Records that describe figures

▶

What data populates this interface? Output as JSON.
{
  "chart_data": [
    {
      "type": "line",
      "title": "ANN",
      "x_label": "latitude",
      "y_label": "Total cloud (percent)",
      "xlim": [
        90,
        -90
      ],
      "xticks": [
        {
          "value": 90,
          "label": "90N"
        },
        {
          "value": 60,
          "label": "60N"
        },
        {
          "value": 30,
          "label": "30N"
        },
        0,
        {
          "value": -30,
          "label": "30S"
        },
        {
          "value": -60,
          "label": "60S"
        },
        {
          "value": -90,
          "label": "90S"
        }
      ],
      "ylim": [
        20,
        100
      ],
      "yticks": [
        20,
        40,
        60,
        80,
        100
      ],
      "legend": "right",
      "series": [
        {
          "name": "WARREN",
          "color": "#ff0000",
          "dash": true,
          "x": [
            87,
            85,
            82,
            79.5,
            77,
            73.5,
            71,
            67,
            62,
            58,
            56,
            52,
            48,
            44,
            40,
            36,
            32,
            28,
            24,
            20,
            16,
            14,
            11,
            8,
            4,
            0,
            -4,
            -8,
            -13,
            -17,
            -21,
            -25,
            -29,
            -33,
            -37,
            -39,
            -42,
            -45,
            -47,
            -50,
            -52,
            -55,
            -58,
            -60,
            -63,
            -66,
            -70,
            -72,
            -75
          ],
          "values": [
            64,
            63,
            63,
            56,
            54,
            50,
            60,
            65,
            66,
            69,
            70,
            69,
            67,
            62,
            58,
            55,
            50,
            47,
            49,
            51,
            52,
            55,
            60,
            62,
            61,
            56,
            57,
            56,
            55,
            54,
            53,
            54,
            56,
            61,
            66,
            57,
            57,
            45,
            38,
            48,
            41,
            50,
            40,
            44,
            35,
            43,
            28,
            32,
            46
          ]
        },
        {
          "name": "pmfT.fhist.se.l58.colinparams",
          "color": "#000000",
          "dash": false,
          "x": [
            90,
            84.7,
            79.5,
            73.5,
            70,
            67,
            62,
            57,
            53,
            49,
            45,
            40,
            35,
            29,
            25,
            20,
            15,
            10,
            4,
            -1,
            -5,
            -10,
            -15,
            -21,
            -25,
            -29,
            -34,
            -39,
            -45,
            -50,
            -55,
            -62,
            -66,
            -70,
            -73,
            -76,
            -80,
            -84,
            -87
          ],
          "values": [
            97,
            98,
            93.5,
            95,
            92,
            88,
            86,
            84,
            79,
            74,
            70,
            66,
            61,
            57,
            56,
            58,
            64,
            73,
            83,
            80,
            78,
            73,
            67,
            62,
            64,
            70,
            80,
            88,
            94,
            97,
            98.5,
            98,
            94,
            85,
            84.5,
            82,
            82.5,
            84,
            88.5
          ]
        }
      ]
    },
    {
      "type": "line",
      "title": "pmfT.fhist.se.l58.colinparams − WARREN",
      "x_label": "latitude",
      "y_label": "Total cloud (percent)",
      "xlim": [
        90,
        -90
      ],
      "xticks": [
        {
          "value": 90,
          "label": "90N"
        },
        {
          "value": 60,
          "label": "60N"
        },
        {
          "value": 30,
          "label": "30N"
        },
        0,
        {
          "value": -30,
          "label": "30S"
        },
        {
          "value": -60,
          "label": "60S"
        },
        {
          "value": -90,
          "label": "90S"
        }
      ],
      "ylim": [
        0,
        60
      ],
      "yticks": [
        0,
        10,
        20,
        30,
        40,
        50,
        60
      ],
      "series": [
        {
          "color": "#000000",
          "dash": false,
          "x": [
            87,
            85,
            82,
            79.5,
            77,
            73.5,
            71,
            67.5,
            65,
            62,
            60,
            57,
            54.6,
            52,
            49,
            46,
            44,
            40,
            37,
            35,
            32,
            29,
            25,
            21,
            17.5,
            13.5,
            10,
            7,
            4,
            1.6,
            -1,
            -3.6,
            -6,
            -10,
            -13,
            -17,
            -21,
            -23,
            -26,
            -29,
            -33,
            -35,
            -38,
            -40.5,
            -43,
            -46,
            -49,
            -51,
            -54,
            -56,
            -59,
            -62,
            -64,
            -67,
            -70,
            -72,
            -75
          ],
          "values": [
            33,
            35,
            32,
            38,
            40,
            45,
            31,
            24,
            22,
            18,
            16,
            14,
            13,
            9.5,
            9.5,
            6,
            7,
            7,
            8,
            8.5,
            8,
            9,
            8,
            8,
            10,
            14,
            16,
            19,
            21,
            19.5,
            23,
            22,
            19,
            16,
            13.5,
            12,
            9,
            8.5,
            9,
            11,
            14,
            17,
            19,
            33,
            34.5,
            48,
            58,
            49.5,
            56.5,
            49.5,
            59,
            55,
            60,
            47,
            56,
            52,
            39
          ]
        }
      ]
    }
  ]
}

◀

What do the records say? Quote them all exactly.

### [Exercise answer]
What data populates this interface? Output as JSON.
{
  "chart_data": [
    {
      "type": "line",
      "title": "ANN",
      "x_label": "latitude",
      "y_label": "Total cloud (percent)",
      "xlim": [
        90,
        -90
      ],
      "xticks": [
        {
          "value": 90,
          "label": "90N"
        },
        {
          "value": 60,
          "label": "60N"
        },
        {
          "value": 30,
          "label": "30N"
        },
        0,
        {
          "value": -30,
          "label": "30S"
        },
        {
          "value": -60,
          "label": "60S"
        },
        {
          "value": -90,
          "label": "90S"
        }
      ],
      "ylim": [
        20,
        100
      ],
      "yticks": [
        20,
        40,
        60,
        80,
        100
      ],
      "legend": "right",
      "series": [
        {
          "name": "WARREN",
          "color": "#ff0000",
          "dash": true,
          "x": [
            87,
            85,
            82,
            79.5,
            77,
            73.5,
            71,
            67,
            62,
            58,
            56,
            52,
            48,
            44,
            40,
            36,
            32,
            28,
            24,
            20,
            16,
            14,
            11,
            8,
            4,
            0,
            -4,
            -8,
            -13,
            -17,
            -21,
            -25,
            -29,
            -33,
            -37,
            -39,
            -42,
            -45,
            -47,
            -50,
            -52,
            -55,
            -58,
            -60,
            -63,
            -66,
            -70,
            -72,
            -75
          ],
          "values": [
            64,
            63,
            63,
            56,
            54,
            50,
            60,
            65,
            66,
            69,
            70,
            69,
            67,
            62,
            58,
            55,
            50,
            47,
            49,
            51,
            52,
            55,
            60,
            62,
            61,
            56,
            57,
            56,
            55,
            54,
            53,
            54,
            56,
            61,
            66,
            57,
            57,
            45,
            38,
            48,
            41,
            50,
            40,
            44,
            35,
            43,
            28,
            32,
            46
          ]
        },
        {
          "name": "pmfT.fhist.se.l58.colinparams",
          "color": "#000000",
          "dash": false,
          "x": [
            90,
            84.7,
            79.5,
            73.5,
            70,
            67,
            62,
            57,
            53,
            49,
            45,
            40,
            35,
            29,
            25,
            20,
            15,
            10,
            4,
            -1,
            -5,
            -10,
            -15,
            -21,
            -25,
            -29,
            -34,
            -39,
            -45,
            -50,
            -55,
            -62,
            -66,
            -70,
            -73,
            -76,
            -80,
            -84,
            -87
          ],
          "values": [
            97,
            98,
            93.5,
            95,
            92,
            88,
            86,
            84,
            79,
            74,
            70,
            66,
            61,
            57,
            56,
            58,
            64,
            73,
            83,
            80,
            78,
            73,
            67,
            62,
            64,
            70,
            80,
            88,
            94,
            97,
            98.5,
            98,
            94,
            85,
            84.5,
            82,
            82.5,
            84,
            88.5
          ]
        }
      ]
    },
    {
      "type": "line",
      "title": "pmfT.fhist.se.l58.colinparams − WARREN",
      "x_label": "latitude",
      "y_label": "Total cloud (percent)",
      "xlim": [
        90,
        -90
      ],
      "xticks": [
        {
          "value": 90,
          "label": "90N"
        },
        {
          "value": 60,
          "label": "60N"
        },
        {
          "value": 30,
          "label": "30N"
        },
        0,
        {
          "value": -30,
          "label": "30S"
        },
        {
          "value": -60,
          "label": "60S"
        },
        {
          "value": -90,
          "label": "90S"
        }
      ],
      "ylim": [
        0,
        60
      ],
      "yticks": [
        0,
        10,
        20,
        30,
        40,
        50,
        60
      ],
      "series": [
        {
          "color": "#000000",
          "dash": false,
          "x": [
            87,
            85,
            82,
            79.5,
            77,
            73.5,
            71,
            67.5,
            65,
            62,
            60,
            57,
            54.6,
            52,
            49,
            46,
            44,
            40,
            37,
            35,
            32,
            29,
            25,
            21,
            17.5,
            13.5,
            10,
            7,
            4,
            1.6,
            -1,
            -3.6,
            -6,
            -10,
            -13,
            -17,
            -21,
            -23,
            -26,
            -29,
            -33,
            -35,
            -38,
            -40.5,
            -43,
            -46,
            -49,
            -51,
            -54,
            -56,
            -59,
            -62,
            -64,
            -67,
            -70,
            -72,
            -75
          ],
          "values": [
            33,
            35,
            32,
            38,
            40,
            45,
            31,
            24,
            22,
            18,
            16,
            14,
            13,
            9.5,
            9.5,
            6,
            7,
            7,
            8,
            8.5,
            8,
            9,
            8,
            8,
            10,
            14,
            16,
            19,
            21,
            19.5,
            23,
            22,
            19,
            16,
            13.5,
            12,
            9,
            8.5,
            9,
            11,
            14,
            17,
            19,
            33,
            34.5,
            48,
            58,
            49.5,
            56.5,
            49.5,
            59,
            55,
            60,
            47,
            56,
            52,
            39
          ]
        }
      ]
    }
  ]
}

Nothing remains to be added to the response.